# [Written exercise]
In the listing below, find every line with the string "color" and pull it out.

======== Extracted data ========

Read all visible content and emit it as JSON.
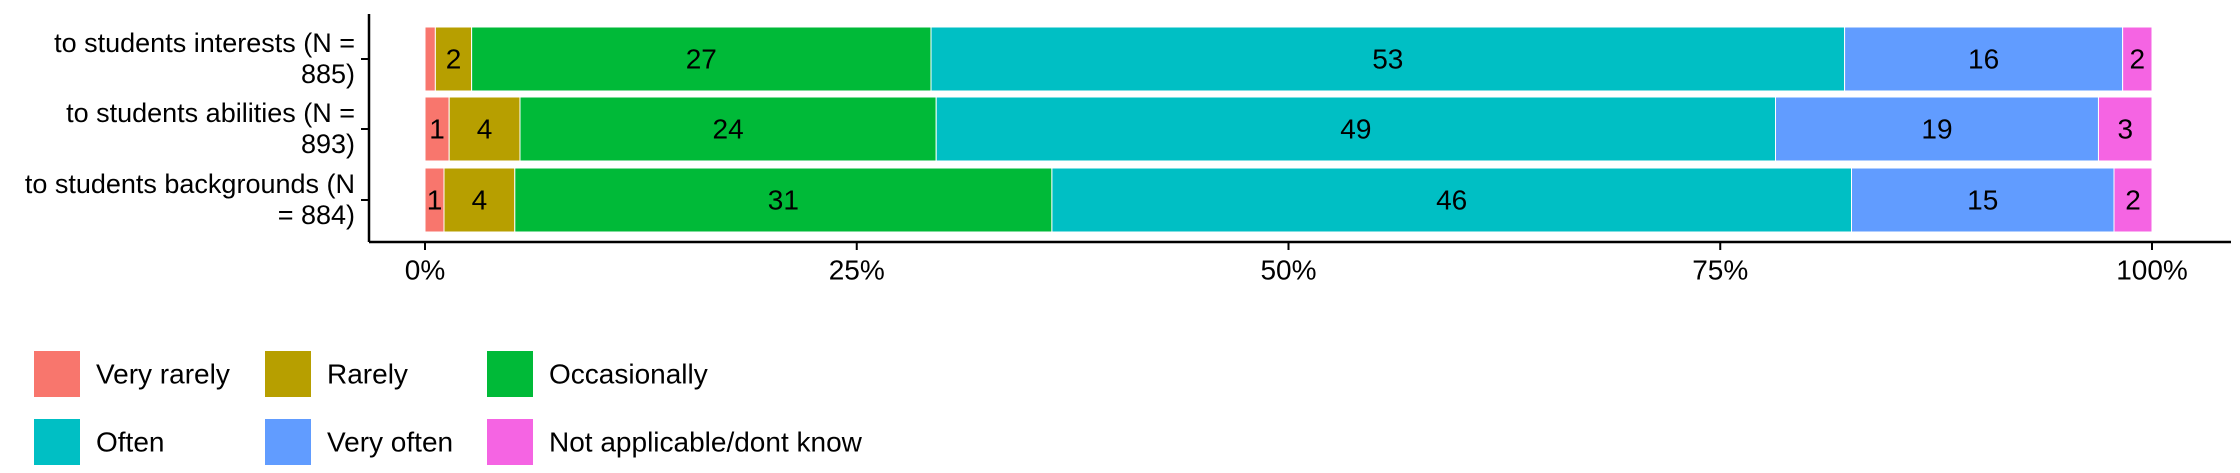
{
  "chart_data": {
    "type": "stacked-bar-horizontal",
    "categories": [
      "to students interests (N = 885)",
      "to students abilities (N = 893)",
      "to students backgrounds (N = 884)"
    ],
    "series": [
      {
        "name": "Very rarely",
        "color": "#F8766D",
        "values": [
          0.6,
          1.4,
          1.1
        ],
        "value_labels": [
          null,
          "1",
          "1"
        ]
      },
      {
        "name": "Rarely",
        "color": "#B79F00",
        "values": [
          2.1,
          4.1,
          4.1
        ],
        "value_labels": [
          "2",
          "4",
          "4"
        ]
      },
      {
        "name": "Occasionally",
        "color": "#00BA38",
        "values": [
          26.6,
          24.1,
          31.1
        ],
        "value_labels": [
          "27",
          "24",
          "31"
        ]
      },
      {
        "name": "Often",
        "color": "#00BFC4",
        "values": [
          52.9,
          48.6,
          46.3
        ],
        "value_labels": [
          "53",
          "49",
          "46"
        ]
      },
      {
        "name": "Very often",
        "color": "#619CFF",
        "values": [
          16.1,
          18.7,
          15.2
        ],
        "value_labels": [
          "16",
          "19",
          "15"
        ]
      },
      {
        "name": "Not applicable/dont know",
        "color": "#F564E3",
        "values": [
          1.7,
          3.1,
          2.2
        ],
        "value_labels": [
          "2",
          "3",
          "2"
        ]
      }
    ],
    "xlim": [
      0,
      100
    ],
    "xticks": [
      {
        "value": 0,
        "label": "0%"
      },
      {
        "value": 25,
        "label": "25%"
      },
      {
        "value": 50,
        "label": "50%"
      },
      {
        "value": 75,
        "label": "75%"
      },
      {
        "value": 100,
        "label": "100%"
      }
    ],
    "legend": "bottom-left"
  }
}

========

# [Full solution]
        "color": "#F8766D",
        "color": "#B79F00",
        "color": "#00BA38",
        "color": "#00BFC4",
        "color": "#619CFF",
        "color": "#F564E3",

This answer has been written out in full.